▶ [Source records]

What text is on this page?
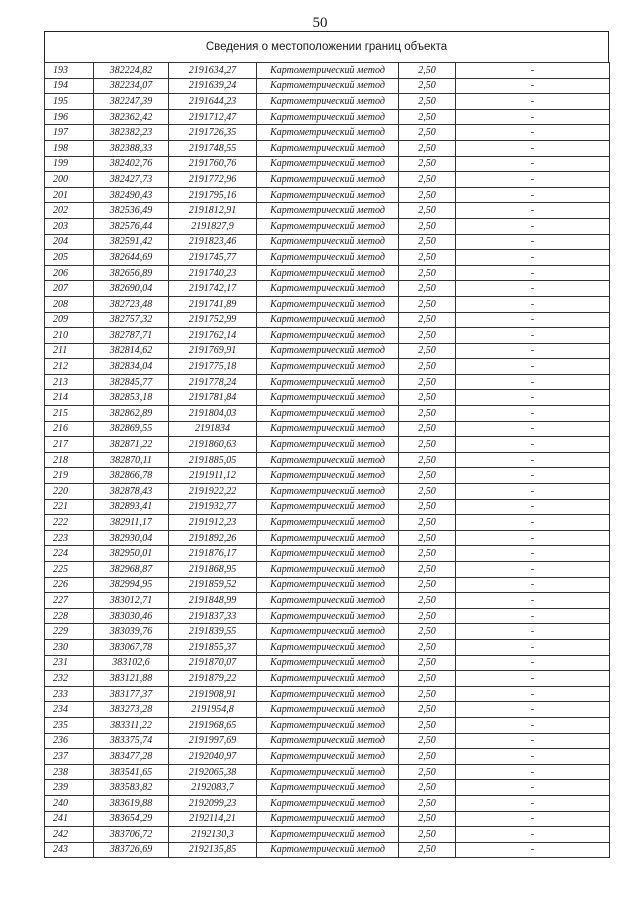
50
Сведения о местоположении границ объекта
193	382224,82	2191634,27	Картометрический метод	2,50	-
194	382234,07	2191639,24	Картометрический метод	2,50	-
195	382247,39	2191644,23	Картометрический метод	2,50	-
196	382362,42	2191712,47	Картометрический метод	2,50	-
197	382382,23	2191726,35	Картометрический метод	2,50	-
198	382388,33	2191748,55	Картометрический метод	2,50	-
199	382402,76	2191760,76	Картометрический метод	2,50	-
200	382427,73	2191772,96	Картометрический метод	2,50	-
201	382490,43	2191795,16	Картометрический метод	2,50	-
202	382536,49	2191812,91	Картометрический метод	2,50	-
203	382576,44	2191827,9	Картометрический метод	2,50	-
204	382591,42	2191823,46	Картометрический метод	2,50	-
205	382644,69	2191745,77	Картометрический метод	2,50	-
206	382656,89	2191740,23	Картометрический метод	2,50	-
207	382690,04	2191742,17	Картометрический метод	2,50	-
208	382723,48	2191741,89	Картометрический метод	2,50	-
209	382757,32	2191752,99	Картометрический метод	2,50	-
210	382787,71	2191762,14	Картометрический метод	2,50	-
211	382814,62	2191769,91	Картометрический метод	2,50	-
212	382834,04	2191775,18	Картометрический метод	2,50	-
213	382845,77	2191778,24	Картометрический метод	2,50	-
214	382853,18	2191781,84	Картометрический метод	2,50	-
215	382862,89	2191804,03	Картометрический метод	2,50	-
216	382869,55	2191834	Картометрический метод	2,50	-
217	382871,22	2191860,63	Картометрический метод	2,50	-
218	382870,11	2191885,05	Картометрический метод	2,50	-
219	382866,78	2191911,12	Картометрический метод	2,50	-
220	382878,43	2191922,22	Картометрический метод	2,50	-
221	382893,41	2191932,77	Картометрический метод	2,50	-
222	382911,17	2191912,23	Картометрический метод	2,50	-
223	382930,04	2191892,26	Картометрический метод	2,50	-
224	382950,01	2191876,17	Картометрический метод	2,50	-
225	382968,87	2191868,95	Картометрический метод	2,50	-
226	382994,95	2191859,52	Картометрический метод	2,50	-
227	383012,71	2191848,99	Картометрический метод	2,50	-
228	383030,46	2191837,33	Картометрический метод	2,50	-
229	383039,76	2191839,55	Картометрический метод	2,50	-
230	383067,78	2191855,37	Картометрический метод	2,50	-
231	383102,6	2191870,07	Картометрический метод	2,50	-
232	383121,88	2191879,22	Картометрический метод	2,50	-
233	383177,37	2191908,91	Картометрический метод	2,50	-
234	383273,28	2191954,8	Картометрический метод	2,50	-
235	383311,22	2191968,65	Картометрический метод	2,50	-
236	383375,74	2191997,69	Картометрический метод	2,50	-
237	383477,28	2192040,97	Картометрический метод	2,50	-
238	383541,65	2192065,38	Картометрический метод	2,50	-
239	383583,82	2192083,7	Картометрический метод	2,50	-
240	383619,88	2192099,23	Картометрический метод	2,50	-
241	383654,29	2192114,21	Картометрический метод	2,50	-
242	383706,72	2192130,3	Картометрический метод	2,50	-
243	383726,69	2192135,85	Картометрический метод	2,50	-
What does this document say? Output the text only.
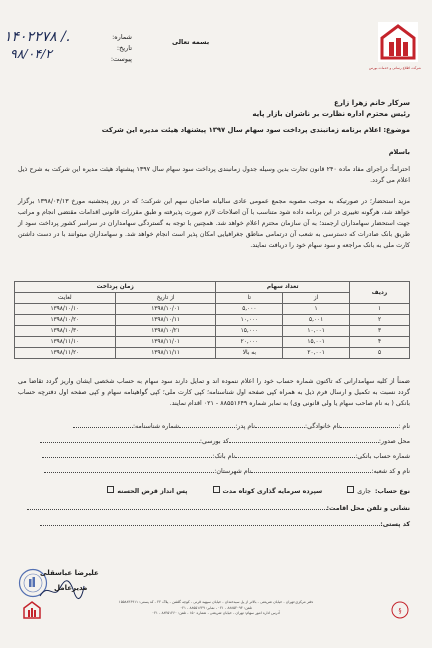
شرکت اطلاع رسانی و خدمات بورس
بسمه تعالی
شماره:
تاریخ:
پیوست:
۱۴۰۲۲۷۸ /.
۹۸/۰۴/۲
سرکار خانم زهرا زارع
رئیس محترم اداره نظارت بر ناشران بازار پایه
موضوع: اعلام برنامه زمانبندی پرداخت سود سهام سال ۱۳۹۷ پیشنهاد هیئت مدیره این شرکت
باسلام
احتراماً؛ دراجرای مفاد ماده ۲۴۰ قانون تجارت بدین وسیله جدول زمانبندی پرداخت سود سهام سال ۱۳۹۷ پیشنهاد هیئت مدیره این شرکت به شرح ذیل اعلام می گردد.
مزید استحضار؛ در صورتیکه به موجب مصوبه مجمع عمومی عادی سالیانه صاحبان سهم این شرکت؛ که در روز پنجشنبه مورخ ۱۳۹۸/۰۴/۱۳ برگزار خواهد شد، هرگونه تغییری در این برنامه داده شود متناسب با آن اصلاحات لازم صورت پذیرفته و طبق مقررات قانونی اقدامات مقتضی انجام و مراتب جهت استحضار سهامداران ارجمند؛ به آن سازمان محترم اعلام خواهد شد. همچنین با توجه به گستردگی سهامداران در سراسر کشور پرداخت سود از طریق بانک صادرات که دسترسی به شعب آن درتمامی مناطق جغرافیایی امکان پذیر است انجام خواهد شد. و سهامداران میتوانند با در دست داشتن کارت ملی به بانک مراجعه و سود سهام خود را دریافت نمایند.
ردیف	تعداد سهام		زمان پرداخت	
	از	تا	از تاریخ	لغایت
۱	۱	۵,۰۰۰	۱۳۹۸/۱۰/۰۱	۱۳۹۸/۱۰/۱۰
۲	۵,۰۰۱	۱۰,۰۰۰	۱۳۹۸/۱۰/۱۱	۱۳۹۸/۱۰/۲۰
۳	۱۰,۰۰۱	۱۵,۰۰۰	۱۳۹۸/۱۰/۲۱	۱۳۹۸/۱۰/۳۰
۴	۱۵,۰۰۱	۲۰,۰۰۰	۱۳۹۸/۱۱/۰۱	۱۳۹۸/۱۱/۱۰
۵	۲۰,۰۰۱	به بالا	۱۳۹۸/۱۱/۱۱	۱۳۹۸/۱۱/۲۰
ضمناً از کلیه سهامدارانی که تاکنون شماره حساب خود را اعلام ننموده اند و تمایل دارند سود سهام به حساب شخصی ایشان واریز گردد تقاضا می گردد نسبت به تکمیل و ارسال فرم ذیل به همراه کپی صفحه اول شناسنامه؛ کپی کارت ملی؛ کپی گواهینامه سهام و کپی صفحه اول دفترچه حساب بانکی ( به نام صاحب سهام یا ولی قانونی وی) به نمابر شماره ۸۸۵۵۱۶۴۹ - ۰۲۱ اقدام نمایند.
نام :
نام خانوادگی:
نام پدر:
شماره شناسنامه:
محل صدور:
کد بورسی:
شماره حساب بانکی:
نام بانک:
نام و کد شعبه:
نام شهرستان:
نوع حساب:
جاری
سپرده سرمایه گذاری کوتاه مدت
پس انداز قرض الحسنه
نشانی و تلفن محل اقامت:
کد پستی:
علیرضا عباسقلی
مدیرعامل
دفتر مرکزی:تهران - خیابان شریعتی - بالاتر از پل سیدخندان - خیابان سپهبد قرنی - کوچه گلشن - پلاک ۲۲ - کد پستی: ۱۵۵۸۸۳۶۹۱۱
تلفن: ۸۸۸۵۲۰۹۴ - ۰۲۱ ، نمابر: ۸۸۵۵۱۶۴۹ - ۰۲۱
آدرس اداره امور سهام: تهران - خیابان شریعتی ، شماره ۱۵۰ - تلفن: ۸۸۴۵۱۲۶۰ - ۰۲۱	§
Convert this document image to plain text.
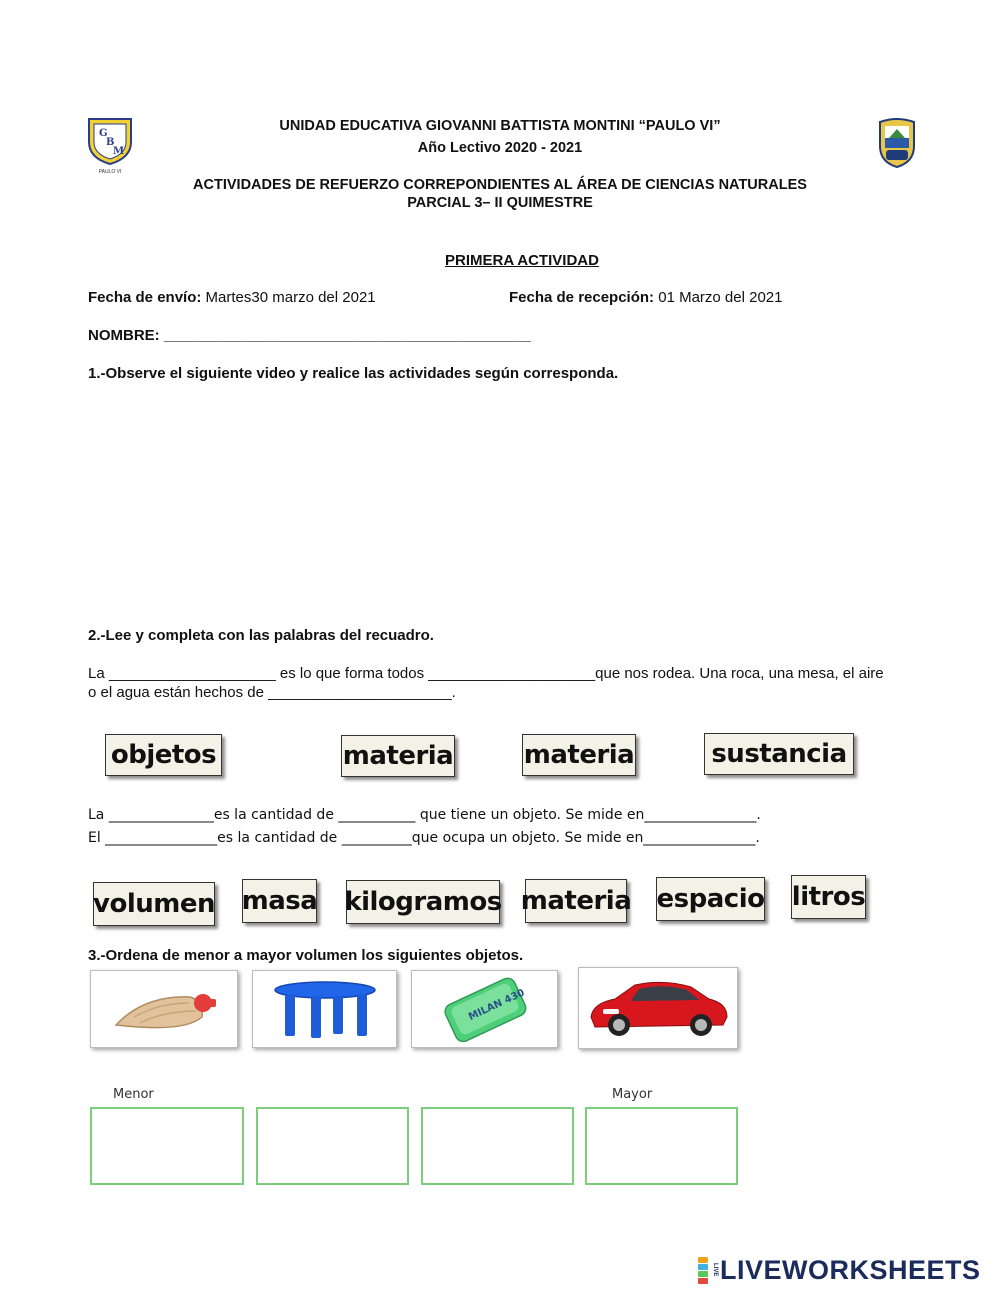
G
B
M
PAULO VI
UNIDAD EDUCATIVA GIOVANNI BATTISTA MONTINI “PAULO VI”
Año Lectivo 2020 - 2021
ACTIVIDADES DE REFUERZO CORREPONDIENTES AL ÁREA DE CIENCIAS NATURALES
PARCIAL 3– II QUIMESTRE
PRIMERA ACTIVIDAD
Fecha de envío: Martes30 marzo del 2021	Fecha de recepción: 01 Marzo del 2021
NOMBRE: ____________________________________________
1.-Observe el siguiente video y realice las actividades según corresponda.
2.-Lee y completa con las palabras del recuadro.
La ____________________ es lo que forma todos ____________________que nos rodea. Una roca, una mesa, el aire
o el agua están hechos de ______________________.
objetos	materia	materia	sustancia
La _______________es la cantidad de ___________ que tiene un objeto. Se mide en________________.
El ________________es la cantidad de __________que ocupa un objeto. Se mide en________________.
volumen masa kilogramos materia espacio litros
3.-Ordena de menor a mayor volumen los siguientes objetos.
MILAN 430
Menor	Mayor
LIVE LIVEWORKSHEETS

▶ [EXERCISE DETAILS]
Scan the material above for the string "اعلام" and report each line where you find it.

▶ [RIGHT ANSWER]
موضوع: اعلام برنامه زمانبندی پرداخت سود سهام سال ۱۳۹۷ پیشنهاد هیئت مدیره این شرکت
احتراماً؛ دراجرای مفاد ماده ۲۴۰ قانون تجارت بدین وسیله جدول زمانبندی پرداخت سود سهام سال ۱۳۹۷ پیشنهاد هیئت مدیره این شرکت به شرح ذیل اعلام می گردد.
مزید استحضار؛ در صورتیکه به موجب مصوبه مجمع عمومی عادی سالیانه صاحبان سهم این شرکت؛ که در روز پنجشنبه مورخ ۱۳۹۸/۰۴/۱۳ برگزار خواهد شد، هرگونه تغییری در این برنامه داده شود متناسب با آن اصلاحات لازم صورت پذیرفته و طبق مقررات قانونی اقدامات مقتضی انجام و مراتب جهت استحضار سهامداران ارجمند؛ به آن سازمان محترم اعلام خواهد شد. همچنین با توجه به گستردگی سهامداران در سراسر کشور پرداخت سود از طریق بانک صادرات که دسترسی به شعب آن درتمامی مناطق جغرافیایی امکان پذیر است انجام خواهد شد. و سهامداران میتوانند با در دست داشتن کارت ملی به بانک مراجعه و سود سهام خود را دریافت نمایند.
ضمناً از کلیه سهامدارانی که تاکنون شماره حساب خود را اعلام ننموده اند و تمایل دارند سود سهام به حساب شخصی ایشان واریز گردد تقاضا می گردد نسبت به تکمیل و ارسال فرم ذیل به همراه کپی صفحه اول شناسنامه؛ کپی کارت ملی؛ کپی گواهینامه سهام و کپی صفحه اول دفترچه حساب بانکی ( به نام صاحب سهام یا ولی قانونی وی) به نمابر شماره ۸۸۵۵۱۶۴۹ - ۰۲۱ اقدام نمایند.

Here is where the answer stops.